Omit all images. Write out the rest of the material exactly.

[Dataset records]
╭──

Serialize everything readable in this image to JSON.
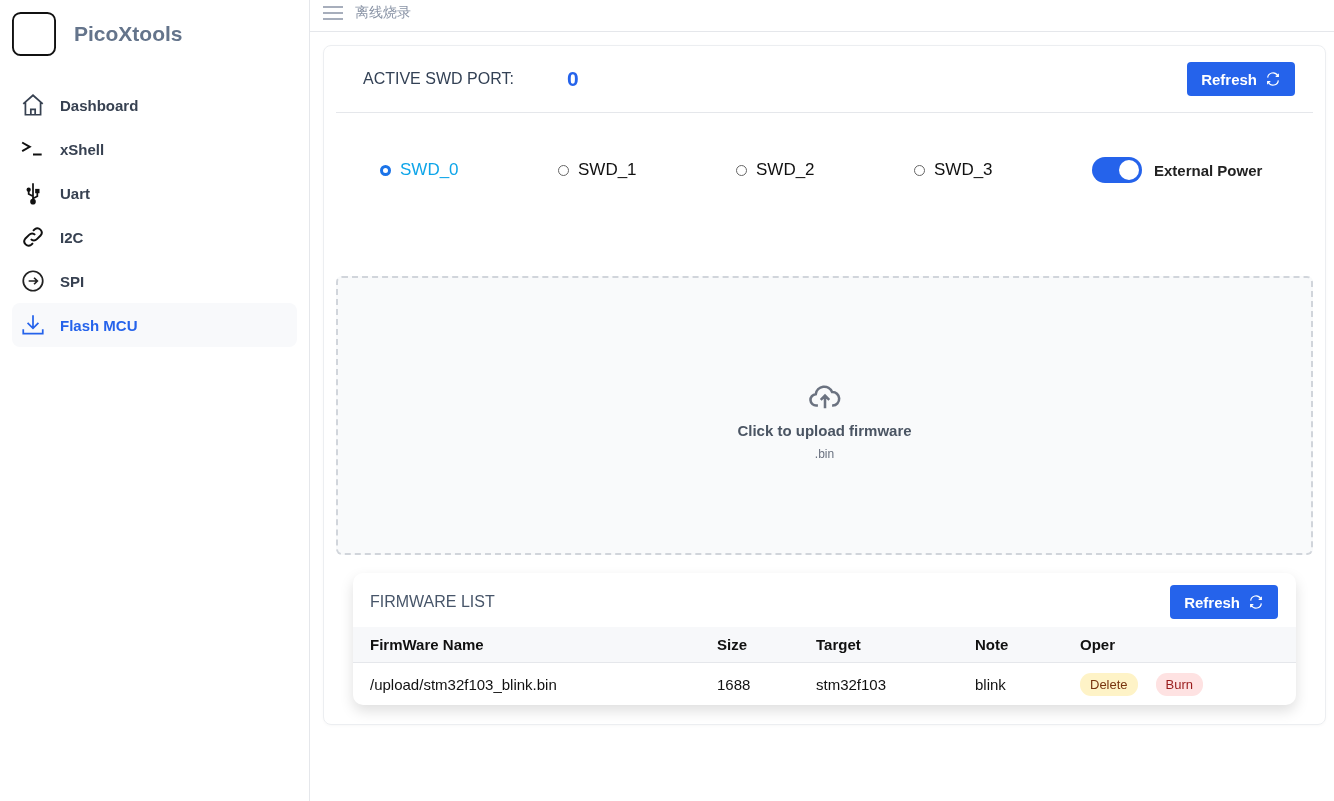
{
  "app": {
    "name": "PicoXtools"
  },
  "sidebar": {
    "items": [
      {
        "label": "Dashboard",
        "kind": "home",
        "selected": false
      },
      {
        "label": "xShell",
        "kind": "terminal",
        "selected": false
      },
      {
        "label": "Uart",
        "kind": "usb",
        "selected": false
      },
      {
        "label": "I2C",
        "kind": "link",
        "selected": false
      },
      {
        "label": "SPI",
        "kind": "arrow",
        "selected": false
      },
      {
        "label": "Flash MCU",
        "kind": "download",
        "selected": true
      }
    ]
  },
  "header": {
    "title": "离线烧录"
  },
  "port": {
    "label": "ACTIVE SWD PORT:",
    "value": "0",
    "refresh": "Refresh"
  },
  "ports": [
    {
      "label": "SWD_0",
      "selected": true
    },
    {
      "label": "SWD_1",
      "selected": false
    },
    {
      "label": "SWD_2",
      "selected": false
    },
    {
      "label": "SWD_3",
      "selected": false
    }
  ],
  "external_power": {
    "label": "External Power",
    "on": true
  },
  "upload": {
    "title": "Click to upload firmware",
    "hint": ".bin"
  },
  "firmware": {
    "title": "FIRMWARE LIST",
    "refresh": "Refresh",
    "columns": [
      "FirmWare Name",
      "Size",
      "Target",
      "Note",
      "Oper"
    ],
    "rows": [
      {
        "name": "/upload/stm32f103_blink.bin",
        "size": "1688",
        "target": "stm32f103",
        "note": "blink",
        "actions": [
          {
            "label": "Delete",
            "kind": "warn"
          },
          {
            "label": "Burn",
            "kind": "danger"
          }
        ]
      }
    ]
  }
}
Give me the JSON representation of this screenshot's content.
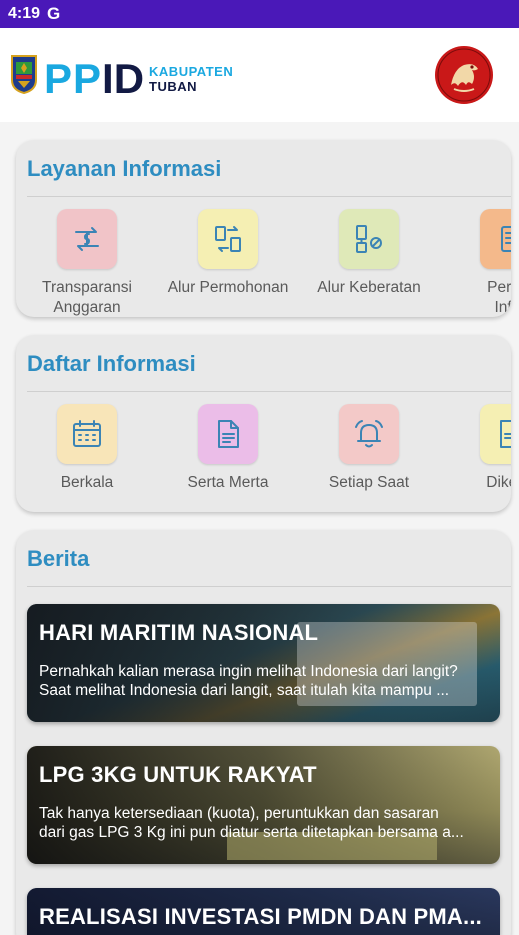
{
  "status_bar": {
    "time": "4:19",
    "google_icon": "G"
  },
  "header": {
    "logo_pp": "PP",
    "logo_id": "ID",
    "logo_kabupaten": "KABUPATEN",
    "logo_tuban": "TUBAN"
  },
  "layanan": {
    "title": "Layanan Informasi",
    "items": [
      {
        "label_line1": "Transparansi",
        "label_line2": "Anggaran",
        "icon": "transfer-dollar-icon",
        "color": "#f1c4c8"
      },
      {
        "label_line1": "Alur Permohonan",
        "label_line2": "",
        "icon": "flow-request-icon",
        "color": "#f5efb3"
      },
      {
        "label_line1": "Alur Keberatan",
        "label_line2": "",
        "icon": "flow-objection-icon",
        "color": "#dfe9b8"
      },
      {
        "label_line1": "Permo",
        "label_line2": "Infor",
        "icon": "document-request-icon",
        "color": "#f4b98b"
      }
    ]
  },
  "daftar": {
    "title": "Daftar Informasi",
    "items": [
      {
        "label": "Berkala",
        "icon": "calendar-icon",
        "color": "#f8e5b8"
      },
      {
        "label": "Serta Merta",
        "icon": "document-icon",
        "color": "#ebbde8"
      },
      {
        "label": "Setiap Saat",
        "icon": "bell-icon",
        "color": "#f3c9c8"
      },
      {
        "label": "Dikecu",
        "icon": "file-icon",
        "color": "#f5efb3"
      }
    ]
  },
  "berita": {
    "title": "Berita",
    "items": [
      {
        "title": "HARI MARITIM NASIONAL",
        "desc_line1": "Pernahkah kalian merasa ingin melihat Indonesia dari langit?",
        "desc_line2": "Saat melihat Indonesia dari langit, saat itulah kita mampu ..."
      },
      {
        "title": "LPG 3KG UNTUK RAKYAT",
        "desc_line1": "Tak hanya ketersediaan (kuota), peruntukkan dan sasaran",
        "desc_line2": "dari gas LPG 3 Kg ini pun diatur serta ditetapkan bersama a..."
      },
      {
        "title": "REALISASI INVESTASI PMDN DAN PMA...",
        "desc_line1": "",
        "desc_line2": ""
      }
    ]
  }
}
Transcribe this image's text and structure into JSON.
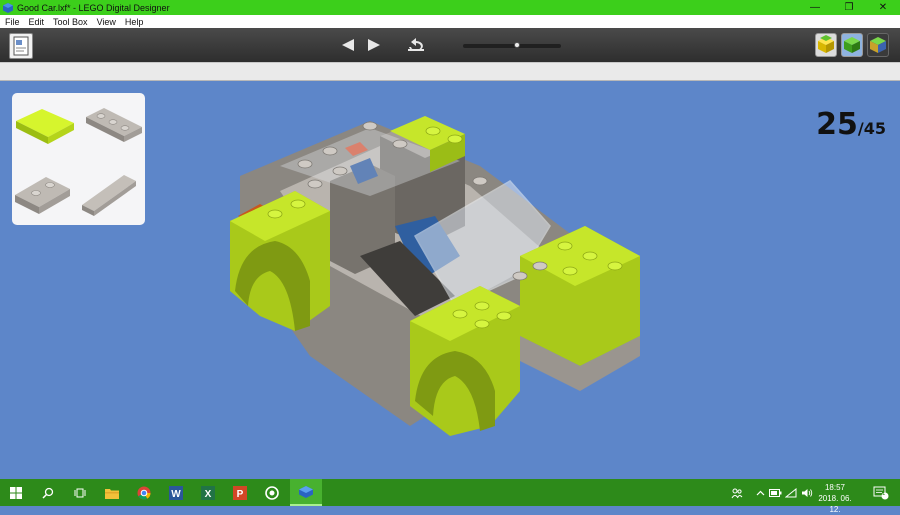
{
  "window": {
    "title": "Good Car.lxf* - LEGO Digital Designer",
    "minimize": "—",
    "restore": "❐",
    "close": "✕"
  },
  "menu": [
    "File",
    "Edit",
    "Tool Box",
    "View",
    "Help"
  ],
  "toolbar": {
    "icons": [
      "building-instructions-icon",
      "prev-step-icon",
      "next-step-icon",
      "rewind-icon",
      "build-mode-icon",
      "view-mode-icon",
      "brick-mode-icon"
    ]
  },
  "step": {
    "current": "25",
    "total": "/45",
    "progress": 0.55
  },
  "parts_panel": {
    "parts": [
      "lime-plate-2x2",
      "gray-plate-1x3",
      "gray-plate-1x2",
      "gray-tile-1x4"
    ]
  },
  "taskbar": {
    "apps": [
      "start-icon",
      "search-icon",
      "task-view-icon",
      "file-explorer-icon",
      "chrome-icon",
      "word-icon",
      "excel-icon",
      "powerpoint-icon",
      "app-circle-icon",
      "lego-digital-designer-icon"
    ],
    "clock_time": "18:57",
    "clock_date": "2018. 06. 12.",
    "notifications": "1"
  },
  "colors": {
    "titlebar": "#3ccf1b",
    "viewport": "#5d86c9",
    "lime": "#b8db1e",
    "taskbar": "#2d8a1a"
  }
}
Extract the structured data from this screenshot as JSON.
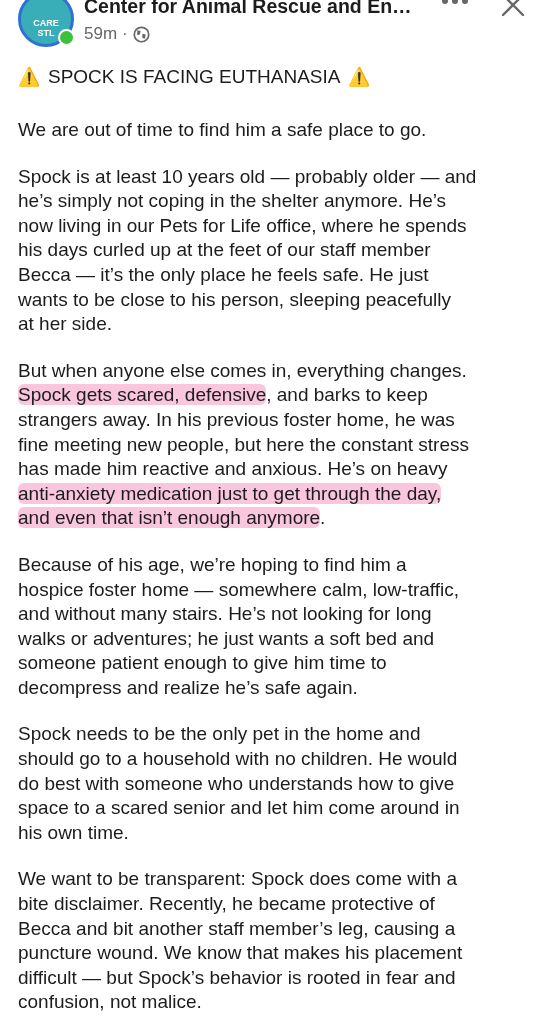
{
  "header": {
    "logo_lines": [
      "CARE",
      "STL"
    ],
    "online": true,
    "page_name": "Center for Animal Rescue and En…",
    "time": "59m",
    "separator": "·"
  },
  "title": {
    "warning_left": "⚠️",
    "text": "SPOCK IS FACING EUTHANASIA",
    "warning_right": "⚠️"
  },
  "paragraphs": [
    {
      "lines": [
        "We are out of time to find him a safe place to go."
      ]
    },
    {
      "lines": [
        "Spock is at least 10 years old — probably older — and",
        "he’s simply not coping in the shelter anymore. He’s",
        "now living in our Pets for Life office, where he spends",
        "his days curled up at the feet of our staff member",
        "Becca — it’s the only place he feels safe. He just",
        "wants to be close to his person, sleeping peacefully",
        "at her side."
      ]
    },
    {
      "lines": [
        "But when anyone else comes in, everything changes.",
        {
          "segments": [
            {
              "text": "Spock gets scared, defensive",
              "highlighted": true
            },
            {
              "text": ", and barks to keep",
              "highlighted": false
            }
          ]
        },
        "strangers away. In his previous foster home, he was",
        "fine meeting new people, but here the constant stress",
        "has made him reactive and anxious. He’s on heavy",
        {
          "segments": [
            {
              "text": "anti-anxiety medication just to get through the day,",
              "highlighted": true
            }
          ]
        },
        {
          "segments": [
            {
              "text": "and even that isn’t enough anymore",
              "highlighted": true
            },
            {
              "text": ".",
              "highlighted": false
            }
          ]
        }
      ]
    },
    {
      "lines": [
        "Because of his age, we’re hoping to find him a",
        "hospice foster home — somewhere calm, low-traffic,",
        "and without many stairs. He’s not looking for long",
        "walks or adventures; he just wants a soft bed and",
        "someone patient enough to give him time to",
        "decompress and realize he’s safe again."
      ]
    },
    {
      "lines": [
        "Spock needs to be the only pet in the home and",
        "should go to a household with no children. He would",
        "do best with someone who understands how to give",
        "space to a scared senior and let him come around in",
        "his own time."
      ]
    },
    {
      "lines": [
        "We want to be transparent: Spock does come with a",
        "bite disclaimer. Recently, he became protective of",
        "Becca and bit another staff member’s leg, causing a",
        "puncture wound. We know that makes his placement",
        "difficult — but Spock’s behavior is rooted in fear and",
        "confusion, not malice."
      ]
    }
  ]
}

╰──

*OUTPUT OF THE TASK*.
Serialize everything readable in this image to JSON.
{
  "app": {
    "name": "PicoXtools"
  },
  "sidebar": {
    "items": [
      {
        "label": "Dashboard",
        "kind": "home",
        "selected": false
      },
      {
        "label": "xShell",
        "kind": "terminal",
        "selected": false
      },
      {
        "label": "Uart",
        "kind": "usb",
        "selected": false
      },
      {
        "label": "I2C",
        "kind": "link",
        "selected": false
      },
      {
        "label": "SPI",
        "kind": "arrow",
        "selected": false
      },
      {
        "label": "Flash MCU",
        "kind": "download",
        "selected": true
      }
    ]
  },
  "header": {
    "title": "离线烧录"
  },
  "port": {
    "label": "ACTIVE SWD PORT:",
    "value": "0",
    "refresh": "Refresh"
  },
  "ports": [
    {
      "label": "SWD_0",
      "selected": true
    },
    {
      "label": "SWD_1",
      "selected": false
    },
    {
      "label": "SWD_2",
      "selected": false
    },
    {
      "label": "SWD_3",
      "selected": false
    }
  ],
  "external_power": {
    "label": "External Power",
    "on": true
  },
  "upload": {
    "title": "Click to upload firmware",
    "hint": ".bin"
  },
  "firmware": {
    "title": "FIRMWARE LIST",
    "refresh": "Refresh",
    "columns": [
      "FirmWare Name",
      "Size",
      "Target",
      "Note",
      "Oper"
    ],
    "rows": [
      {
        "name": "/upload/stm32f103_blink.bin",
        "size": "1688",
        "target": "stm32f103",
        "note": "blink",
        "actions": [
          {
            "label": "Delete",
            "kind": "warn"
          },
          {
            "label": "Burn",
            "kind": "danger"
          }
        ]
      }
    ]
  }
}
Give me the JSON representation of this screenshot's content.
{
  "status_bar": {
    "time": "4:19",
    "google_icon": "G"
  },
  "header": {
    "logo_pp": "PP",
    "logo_id": "ID",
    "logo_kabupaten": "KABUPATEN",
    "logo_tuban": "TUBAN"
  },
  "layanan": {
    "title": "Layanan Informasi",
    "items": [
      {
        "label_line1": "Transparansi",
        "label_line2": "Anggaran",
        "icon": "transfer-dollar-icon",
        "color": "#f1c4c8"
      },
      {
        "label_line1": "Alur Permohonan",
        "label_line2": "",
        "icon": "flow-request-icon",
        "color": "#f5efb3"
      },
      {
        "label_line1": "Alur Keberatan",
        "label_line2": "",
        "icon": "flow-objection-icon",
        "color": "#dfe9b8"
      },
      {
        "label_line1": "Permo",
        "label_line2": "Infor",
        "icon": "document-request-icon",
        "color": "#f4b98b"
      }
    ]
  },
  "daftar": {
    "title": "Daftar Informasi",
    "items": [
      {
        "label": "Berkala",
        "icon": "calendar-icon",
        "color": "#f8e5b8"
      },
      {
        "label": "Serta Merta",
        "icon": "document-icon",
        "color": "#ebbde8"
      },
      {
        "label": "Setiap Saat",
        "icon": "bell-icon",
        "color": "#f3c9c8"
      },
      {
        "label": "Dikecu",
        "icon": "file-icon",
        "color": "#f5efb3"
      }
    ]
  },
  "berita": {
    "title": "Berita",
    "items": [
      {
        "title": "HARI MARITIM NASIONAL",
        "desc_line1": "Pernahkah kalian merasa ingin melihat Indonesia dari langit?",
        "desc_line2": "Saat melihat Indonesia dari langit, saat itulah kita mampu ..."
      },
      {
        "title": "LPG 3KG UNTUK RAKYAT",
        "desc_line1": "Tak hanya ketersediaan (kuota), peruntukkan dan sasaran",
        "desc_line2": "dari gas LPG 3 Kg ini pun diatur serta ditetapkan bersama a..."
      },
      {
        "title": "REALISASI INVESTASI PMDN DAN PMA...",
        "desc_line1": "",
        "desc_line2": ""
      }
    ]
  }
}
Transcribe this image's text and structure into JSON.
{
  "window": {
    "title": "Good Car.lxf* - LEGO Digital Designer",
    "minimize": "—",
    "restore": "❐",
    "close": "✕"
  },
  "menu": [
    "File",
    "Edit",
    "Tool Box",
    "View",
    "Help"
  ],
  "toolbar": {
    "icons": [
      "building-instructions-icon",
      "prev-step-icon",
      "next-step-icon",
      "rewind-icon",
      "build-mode-icon",
      "view-mode-icon",
      "brick-mode-icon"
    ]
  },
  "step": {
    "current": "25",
    "total": "/45",
    "progress": 0.55
  },
  "parts_panel": {
    "parts": [
      "lime-plate-2x2",
      "gray-plate-1x3",
      "gray-plate-1x2",
      "gray-tile-1x4"
    ]
  },
  "taskbar": {
    "apps": [
      "start-icon",
      "search-icon",
      "task-view-icon",
      "file-explorer-icon",
      "chrome-icon",
      "word-icon",
      "excel-icon",
      "powerpoint-icon",
      "app-circle-icon",
      "lego-digital-designer-icon"
    ],
    "clock_time": "18:57",
    "clock_date": "2018. 06. 12.",
    "notifications": "1"
  },
  "colors": {
    "titlebar": "#3ccf1b",
    "viewport": "#5d86c9",
    "lime": "#b8db1e",
    "taskbar": "#2d8a1a"
  }
}
Extract the structured data from this screenshot as JSON.
{
  "header": {
    "logo_lines": [
      "CARE",
      "STL"
    ],
    "online": true,
    "page_name": "Center for Animal Rescue and En…",
    "time": "59m",
    "separator": "·"
  },
  "title": {
    "warning_left": "⚠️",
    "text": "SPOCK IS FACING EUTHANASIA",
    "warning_right": "⚠️"
  },
  "paragraphs": [
    {
      "lines": [
        "We are out of time to find him a safe place to go."
      ]
    },
    {
      "lines": [
        "Spock is at least 10 years old — probably older — and",
        "he’s simply not coping in the shelter anymore. He’s",
        "now living in our Pets for Life office, where he spends",
        "his days curled up at the feet of our staff member",
        "Becca — it’s the only place he feels safe. He just",
        "wants to be close to his person, sleeping peacefully",
        "at her side."
      ]
    },
    {
      "lines": [
        "But when anyone else comes in, everything changes.",
        {
          "segments": [
            {
              "text": "Spock gets scared, defensive",
              "highlighted": true
            },
            {
              "text": ", and barks to keep",
              "highlighted": false
            }
          ]
        },
        "strangers away. In his previous foster home, he was",
        "fine meeting new people, but here the constant stress",
        "has made him reactive and anxious. He’s on heavy",
        {
          "segments": [
            {
              "text": "anti-anxiety medication just to get through the day,",
              "highlighted": true
            }
          ]
        },
        {
          "segments": [
            {
              "text": "and even that isn’t enough anymore",
              "highlighted": true
            },
            {
              "text": ".",
              "highlighted": false
            }
          ]
        }
      ]
    },
    {
      "lines": [
        "Because of his age, we’re hoping to find him a",
        "hospice foster home — somewhere calm, low-traffic,",
        "and without many stairs. He’s not looking for long",
        "walks or adventures; he just wants a soft bed and",
        "someone patient enough to give him time to",
        "decompress and realize he’s safe again."
      ]
    },
    {
      "lines": [
        "Spock needs to be the only pet in the home and",
        "should go to a household with no children. He would",
        "do best with someone who understands how to give",
        "space to a scared senior and let him come around in",
        "his own time."
      ]
    },
    {
      "lines": [
        "We want to be transparent: Spock does come with a",
        "bite disclaimer. Recently, he became protective of",
        "Becca and bit another staff member’s leg, causing a",
        "puncture wound. We know that makes his placement",
        "difficult — but Spock’s behavior is rooted in fear and",
        "confusion, not malice."
      ]
    }
  ]
}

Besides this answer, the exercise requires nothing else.